(Stored entries)
#####
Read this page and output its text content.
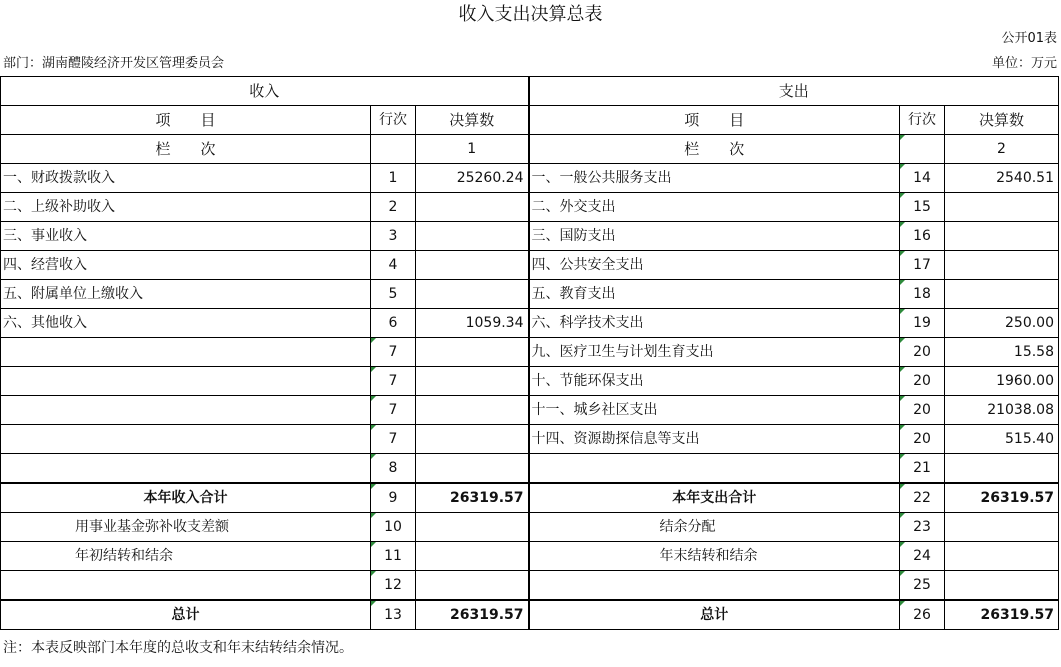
收入支出决算总表
公开01表
部门：湖南醴陵经济开发区管理委员会	单位：万元
收入			支出		
项　　目	行次	决算数	项　　目	行次	决算数
栏　　次		1	栏　　次		2
一、财政拨款收入	1	25260.24	一、一般公共服务支出	14	2540.51
二、上级补助收入	2		二、外交支出	15	
三、事业收入	3		三、国防支出	16	
四、经营收入	4		四、公共安全支出	17	
五、附属单位上缴收入	5		五、教育支出	18	
六、其他收入	6	1059.34	六、科学技术支出	19	250.00
	7		九、医疗卫生与计划生育支出	20	15.58
	7		十、节能环保支出	20	1960.00
	7		十一、城乡社区支出	20	21038.08
	7		十四、资源勘探信息等支出	20	515.40
	8			21	
本年收入合计	9	26319.57	本年支出合计	22	26319.57
用事业基金弥补收支差额	10		结余分配	23	
年初结转和结余	11		年末结转和结余	24	
	12			25	
总计	13	26319.57	总计	26	26319.57
注：本表反映部门本年度的总收支和年末结转结余情况。
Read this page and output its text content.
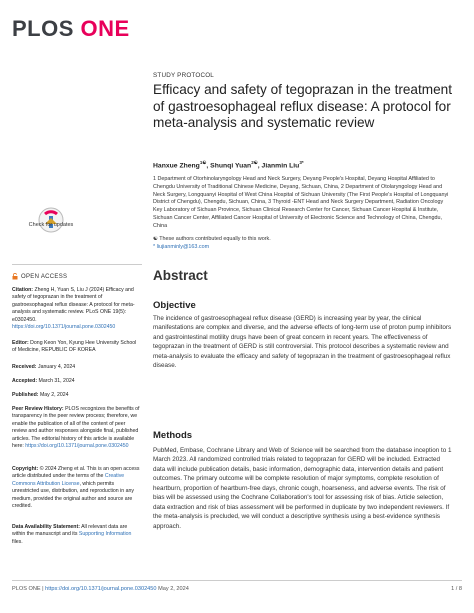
PLOS ONE
Check for updates
OPEN ACCESS
Citation: Zheng H, Yuan S, Liu J (2024) Efficacy and safety of tegoprazan in the treatment of gastroesophageal reflux disease: A protocol for meta-analysis and systematic review. PLoS ONE 19(5): e0302450. https://doi.org/10.1371/journal.pone.0302450
Editor: Dong Keon Yon, Kyung Hee University School of Medicine, REPUBLIC OF KOREA
Received: January 4, 2024
Accepted: March 31, 2024
Published: May 2, 2024
Peer Review History: PLOS recognizes the benefits of transparency in the peer review process; therefore, we enable the publication of all of the content of peer review and author responses alongside final, published articles. The editorial history of this article is available here: https://doi.org/10.1371/journal.pone.0302450
Copyright: © 2024 Zheng et al. This is an open access article distributed under the terms of the Creative Commons Attribution License, which permits unrestricted use, distribution, and reproduction in any medium, provided the original author and source are credited.
Data Availability Statement: All relevant data are within the manuscript and its Supporting Information files.
STUDY PROTOCOL
Efficacy and safety of tegoprazan in the treatment of gastroesophageal reflux disease: A protocol for meta-analysis and systematic review
Hanxue Zheng$^{1☯}$, Shunqi Yuan$^{2☯}$, Jianmin Liu$^{3*}$
1 Department of Otorhinolaryngology Head and Neck Surgery, Deyang People's Hospital, Deyang Hospital Affiliated to Chengdu University of Traditional Chinese Medicine, Deyang, Sichuan, China, 2 Department of Otolaryngology Head and Neck Surgery, Longquanyi Hospital of West China Hospital of Sichuan University (The First People's Hospital of Longquanyi District of Chengdu), Chengdu, Sichuan, China, 3 Thyroid -ENT Head and Neck Surgery Department, Radiation Oncology Key Laboratory of Sichuan Province, Sichuan Clinical Research Center for Cancer, Sichuan Cancer Hospital & Institute, Sichuan Cancer Center, Affiliated Cancer Hospital of University of Electronic Science and Technology of China, Chengdu, China
☯ These authors contributed equally to this work.
* liujianminly@163.com
Abstract
Objective

The incidence of gastroesophageal reflux disease (GERD) is increasing year by year, the clinical manifestations are complex and diverse, and the adverse effects of long-term use of proton pump inhibitors and gastrointestinal motility drugs have been of great concern in recent years. The effectiveness of tegoprazan in the treatment of GERD is still controversial. This protocol describes a systematic review and meta-analysis to evaluate the efficacy and safety of tegoprazan in the treatment of gastroesophageal reflux disease.

Methods

PubMed, Embase, Cochrane Library and Web of Science will be searched from the database inception to 1 March 2023. All randomized controlled trials related to tegoprazan for GERD will be included. Extracted data will include publication details, basic information, demographic data, intervention details and patient outcomes. The primary outcome will be complete resolution of major symptoms, complete resolution of heartburn, proportion of heartburn-free days, chronic cough, hoarseness, and adverse events. The risk of bias will be assessed using the Cochrane Collaboration's tool for assessing risk of bias. Article selection, data extraction and risk of bias assessment will be performed in duplicate by two independent reviewers. If the meta-analysis is precluded, we will conduct a descriptive synthesis using a best-evidence synthesis approach.

PLOS ONE | https://doi.org/10.1371/journal.pone.0302450 May 2, 2024	1 / 8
#####
# [Task statement]
Pull out every line in the material above where "University" occurs.

# [Correct output]
Editor: Dong Keon Yon, Kyung Hee University School of Medicine, REPUBLIC OF KOREA
1 Department of Otorhinolaryngology Head and Neck Surgery, Deyang People's Hospital, Deyang Hospital Affiliated to Chengdu University of Traditional Chinese Medicine, Deyang, Sichuan, China, 2 Department of Otolaryngology Head and Neck Surgery, Longquanyi Hospital of West China Hospital of Sichuan University (The First People's Hospital of Longquanyi District of Chengdu), Chengdu, Sichuan, China, 3 Thyroid -ENT Head and Neck Surgery Department, Radiation Oncology Key Laboratory of Sichuan Province, Sichuan Clinical Research Center for Cancer, Sichuan Cancer Hospital & Institute, Sichuan Cancer Center, Affiliated Cancer Hospital of University of Electronic Science and Technology of China, Chengdu, China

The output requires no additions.